### What you are asked to do:
Each entry should be quoted word for word, including every mark of punctuation.

### Data extract:
-- -- --
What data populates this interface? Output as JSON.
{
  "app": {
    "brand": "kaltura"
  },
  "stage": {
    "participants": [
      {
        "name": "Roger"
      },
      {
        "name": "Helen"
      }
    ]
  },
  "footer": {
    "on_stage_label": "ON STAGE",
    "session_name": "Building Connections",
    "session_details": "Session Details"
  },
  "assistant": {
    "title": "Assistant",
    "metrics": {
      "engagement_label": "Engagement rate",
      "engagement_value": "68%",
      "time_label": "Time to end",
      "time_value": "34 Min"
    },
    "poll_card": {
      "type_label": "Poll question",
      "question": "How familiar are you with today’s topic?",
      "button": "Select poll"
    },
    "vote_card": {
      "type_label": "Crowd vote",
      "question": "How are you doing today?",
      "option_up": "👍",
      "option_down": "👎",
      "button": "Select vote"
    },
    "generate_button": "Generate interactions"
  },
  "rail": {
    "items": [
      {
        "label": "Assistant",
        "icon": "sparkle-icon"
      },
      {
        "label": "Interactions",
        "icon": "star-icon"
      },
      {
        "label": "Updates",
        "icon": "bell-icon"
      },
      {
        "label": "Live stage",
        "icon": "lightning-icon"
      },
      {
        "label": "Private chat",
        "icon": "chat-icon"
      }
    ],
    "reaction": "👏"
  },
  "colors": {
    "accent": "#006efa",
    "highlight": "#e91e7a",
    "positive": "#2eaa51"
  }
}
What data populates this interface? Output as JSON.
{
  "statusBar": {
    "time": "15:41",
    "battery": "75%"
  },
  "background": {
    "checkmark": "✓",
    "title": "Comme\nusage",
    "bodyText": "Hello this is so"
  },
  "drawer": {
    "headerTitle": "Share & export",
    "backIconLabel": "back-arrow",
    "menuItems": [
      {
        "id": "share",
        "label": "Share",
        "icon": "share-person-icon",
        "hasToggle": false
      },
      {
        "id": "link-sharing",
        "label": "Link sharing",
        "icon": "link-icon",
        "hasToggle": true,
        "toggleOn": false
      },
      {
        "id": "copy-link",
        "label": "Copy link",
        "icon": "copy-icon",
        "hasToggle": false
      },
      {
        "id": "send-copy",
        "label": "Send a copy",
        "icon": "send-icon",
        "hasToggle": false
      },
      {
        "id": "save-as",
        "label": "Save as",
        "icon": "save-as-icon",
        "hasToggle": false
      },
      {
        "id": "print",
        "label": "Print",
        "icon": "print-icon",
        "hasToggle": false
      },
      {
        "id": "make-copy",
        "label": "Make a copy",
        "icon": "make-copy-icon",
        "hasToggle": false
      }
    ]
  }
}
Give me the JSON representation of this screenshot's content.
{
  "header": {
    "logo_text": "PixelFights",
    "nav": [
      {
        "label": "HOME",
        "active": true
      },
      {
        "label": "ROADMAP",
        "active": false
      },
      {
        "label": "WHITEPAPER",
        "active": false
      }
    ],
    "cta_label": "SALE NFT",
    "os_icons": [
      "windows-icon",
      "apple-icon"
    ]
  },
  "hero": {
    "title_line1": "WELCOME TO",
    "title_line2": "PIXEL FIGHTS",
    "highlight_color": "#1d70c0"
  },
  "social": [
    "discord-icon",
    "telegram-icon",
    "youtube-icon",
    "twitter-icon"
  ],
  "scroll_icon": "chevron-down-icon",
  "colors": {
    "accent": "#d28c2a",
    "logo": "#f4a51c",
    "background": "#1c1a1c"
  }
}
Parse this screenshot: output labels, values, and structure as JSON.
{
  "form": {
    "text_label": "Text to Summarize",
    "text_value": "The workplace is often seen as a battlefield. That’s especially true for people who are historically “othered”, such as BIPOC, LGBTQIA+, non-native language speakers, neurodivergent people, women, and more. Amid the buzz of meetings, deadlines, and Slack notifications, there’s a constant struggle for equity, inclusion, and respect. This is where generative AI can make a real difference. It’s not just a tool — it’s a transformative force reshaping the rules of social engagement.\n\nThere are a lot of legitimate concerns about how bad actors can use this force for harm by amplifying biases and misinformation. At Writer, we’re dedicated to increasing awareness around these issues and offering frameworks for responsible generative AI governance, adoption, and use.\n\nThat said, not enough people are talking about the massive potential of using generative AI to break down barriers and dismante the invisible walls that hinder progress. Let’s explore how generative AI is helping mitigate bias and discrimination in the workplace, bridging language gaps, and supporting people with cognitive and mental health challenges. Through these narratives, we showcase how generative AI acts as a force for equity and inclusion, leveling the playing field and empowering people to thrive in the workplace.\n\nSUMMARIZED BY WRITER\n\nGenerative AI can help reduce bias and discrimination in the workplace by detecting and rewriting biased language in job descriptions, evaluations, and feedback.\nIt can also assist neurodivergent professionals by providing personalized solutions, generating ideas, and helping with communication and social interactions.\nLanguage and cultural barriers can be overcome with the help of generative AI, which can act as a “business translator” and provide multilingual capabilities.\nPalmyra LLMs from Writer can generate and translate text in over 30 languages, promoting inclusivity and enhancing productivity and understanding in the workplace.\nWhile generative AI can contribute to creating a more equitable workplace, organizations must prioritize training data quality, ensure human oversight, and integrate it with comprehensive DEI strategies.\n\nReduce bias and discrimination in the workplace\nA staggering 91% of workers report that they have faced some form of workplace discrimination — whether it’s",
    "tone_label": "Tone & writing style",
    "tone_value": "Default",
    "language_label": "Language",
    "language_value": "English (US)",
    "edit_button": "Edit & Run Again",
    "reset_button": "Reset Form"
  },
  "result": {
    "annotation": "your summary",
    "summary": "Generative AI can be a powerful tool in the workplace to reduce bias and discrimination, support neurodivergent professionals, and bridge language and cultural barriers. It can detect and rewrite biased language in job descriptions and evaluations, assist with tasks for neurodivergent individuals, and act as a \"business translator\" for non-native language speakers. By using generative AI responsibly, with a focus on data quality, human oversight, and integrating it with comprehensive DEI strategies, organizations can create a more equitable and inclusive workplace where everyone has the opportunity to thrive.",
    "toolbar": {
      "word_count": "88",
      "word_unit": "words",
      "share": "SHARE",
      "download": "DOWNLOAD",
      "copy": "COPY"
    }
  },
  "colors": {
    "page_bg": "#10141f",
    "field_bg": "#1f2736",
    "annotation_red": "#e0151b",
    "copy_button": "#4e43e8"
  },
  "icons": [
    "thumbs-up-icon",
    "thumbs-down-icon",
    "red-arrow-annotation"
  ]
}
-- -- --
### Solution to the problem:
What data populates this interface? Output as JSON.
{
  "app": {
    "brand": "kaltura"
  },
  "stage": {
    "participants": [
      {
        "name": "Roger"
      },
      {
        "name": "Helen"
      }
    ]
  },
  "footer": {
    "on_stage_label": "ON STAGE",
    "session_name": "Building Connections",
    "session_details": "Session Details"
  },
  "assistant": {
    "title": "Assistant",
    "metrics": {
      "engagement_label": "Engagement rate",
      "engagement_value": "68%",
      "time_label": "Time to end",
      "time_value": "34 Min"
    },
    "poll_card": {
      "type_label": "Poll question",
      "question": "How familiar are you with today’s topic?",
      "button": "Select poll"
    },
    "vote_card": {
      "type_label": "Crowd vote",
      "question": "How are you doing today?",
      "option_up": "👍",
      "option_down": "👎",
      "button": "Select vote"
    },
    "generate_button": "Generate interactions"
  },
  "rail": {
    "items": [
      {
        "label": "Assistant",
        "icon": "sparkle-icon"
      },
      {
        "label": "Interactions",
        "icon": "star-icon"
      },
      {
        "label": "Updates",
        "icon": "bell-icon"
      },
      {
        "label": "Live stage",
        "icon": "lightning-icon"
      },
      {
        "label": "Private chat",
        "icon": "chat-icon"
      }
    ],
    "reaction": "👏"
  },
  "colors": {
    "accent": "#006efa",
    "highlight": "#e91e7a",
    "positive": "#2eaa51"
  }
}
What data populates this interface? Output as JSON.
{
  "statusBar": {
    "time": "15:41",
    "battery": "75%"
  },
  "background": {
    "checkmark": "✓",
    "title": "Comme\nusage",
    "bodyText": "Hello this is so"
  },
  "drawer": {
    "headerTitle": "Share & export",
    "backIconLabel": "back-arrow",
    "menuItems": [
      {
        "id": "share",
        "label": "Share",
        "icon": "share-person-icon",
        "hasToggle": false
      },
      {
        "id": "link-sharing",
        "label": "Link sharing",
        "icon": "link-icon",
        "hasToggle": true,
        "toggleOn": false
      },
      {
        "id": "copy-link",
        "label": "Copy link",
        "icon": "copy-icon",
        "hasToggle": false
      },
      {
        "id": "send-copy",
        "label": "Send a copy",
        "icon": "send-icon",
        "hasToggle": false
      },
      {
        "id": "save-as",
        "label": "Save as",
        "icon": "save-as-icon",
        "hasToggle": false
      },
      {
        "id": "print",
        "label": "Print",
        "icon": "print-icon",
        "hasToggle": false
      },
      {
        "id": "make-copy",
        "label": "Make a copy",
        "icon": "make-copy-icon",
        "hasToggle": false
      }
    ]
  }
}
Give me the JSON representation of this screenshot's content.
{
  "header": {
    "logo_text": "PixelFights",
    "nav": [
      {
        "label": "HOME",
        "active": true
      },
      {
        "label": "ROADMAP",
        "active": false
      },
      {
        "label": "WHITEPAPER",
        "active": false
      }
    ],
    "cta_label": "SALE NFT",
    "os_icons": [
      "windows-icon",
      "apple-icon"
    ]
  },
  "hero": {
    "title_line1": "WELCOME TO",
    "title_line2": "PIXEL FIGHTS",
    "highlight_color": "#1d70c0"
  },
  "social": [
    "discord-icon",
    "telegram-icon",
    "youtube-icon",
    "twitter-icon"
  ],
  "scroll_icon": "chevron-down-icon",
  "colors": {
    "accent": "#d28c2a",
    "logo": "#f4a51c",
    "background": "#1c1a1c"
  }
}
Parse this screenshot: output labels, values, and structure as JSON.
{
  "form": {
    "text_label": "Text to Summarize",
    "text_value": "The workplace is often seen as a battlefield. That’s especially true for people who are historically “othered”, such as BIPOC, LGBTQIA+, non-native language speakers, neurodivergent people, women, and more. Amid the buzz of meetings, deadlines, and Slack notifications, there’s a constant struggle for equity, inclusion, and respect. This is where generative AI can make a real difference. It’s not just a tool — it’s a transformative force reshaping the rules of social engagement.\n\nThere are a lot of legitimate concerns about how bad actors can use this force for harm by amplifying biases and misinformation. At Writer, we’re dedicated to increasing awareness around these issues and offering frameworks for responsible generative AI governance, adoption, and use.\n\nThat said, not enough people are talking about the massive potential of using generative AI to break down barriers and dismante the invisible walls that hinder progress. Let’s explore how generative AI is helping mitigate bias and discrimination in the workplace, bridging language gaps, and supporting people with cognitive and mental health challenges. Through these narratives, we showcase how generative AI acts as a force for equity and inclusion, leveling the playing field and empowering people to thrive in the workplace.\n\nSUMMARIZED BY WRITER\n\nGenerative AI can help reduce bias and discrimination in the workplace by detecting and rewriting biased language in job descriptions, evaluations, and feedback.\nIt can also assist neurodivergent professionals by providing personalized solutions, generating ideas, and helping with communication and social interactions.\nLanguage and cultural barriers can be overcome with the help of generative AI, which can act as a “business translator” and provide multilingual capabilities.\nPalmyra LLMs from Writer can generate and translate text in over 30 languages, promoting inclusivity and enhancing productivity and understanding in the workplace.\nWhile generative AI can contribute to creating a more equitable workplace, organizations must prioritize training data quality, ensure human oversight, and integrate it with comprehensive DEI strategies.\n\nReduce bias and discrimination in the workplace\nA staggering 91% of workers report that they have faced some form of workplace discrimination — whether it’s",
    "tone_label": "Tone & writing style",
    "tone_value": "Default",
    "language_label": "Language",
    "language_value": "English (US)",
    "edit_button": "Edit & Run Again",
    "reset_button": "Reset Form"
  },
  "result": {
    "annotation": "your summary",
    "summary": "Generative AI can be a powerful tool in the workplace to reduce bias and discrimination, support neurodivergent professionals, and bridge language and cultural barriers. It can detect and rewrite biased language in job descriptions and evaluations, assist with tasks for neurodivergent individuals, and act as a \"business translator\" for non-native language speakers. By using generative AI responsibly, with a focus on data quality, human oversight, and integrating it with comprehensive DEI strategies, organizations can create a more equitable and inclusive workplace where everyone has the opportunity to thrive.",
    "toolbar": {
      "word_count": "88",
      "word_unit": "words",
      "share": "SHARE",
      "download": "DOWNLOAD",
      "copy": "COPY"
    }
  },
  "colors": {
    "page_bg": "#10141f",
    "field_bg": "#1f2736",
    "annotation_red": "#e0151b",
    "copy_button": "#4e43e8"
  },
  "icons": [
    "thumbs-up-icon",
    "thumbs-down-icon",
    "red-arrow-annotation"
  ]
}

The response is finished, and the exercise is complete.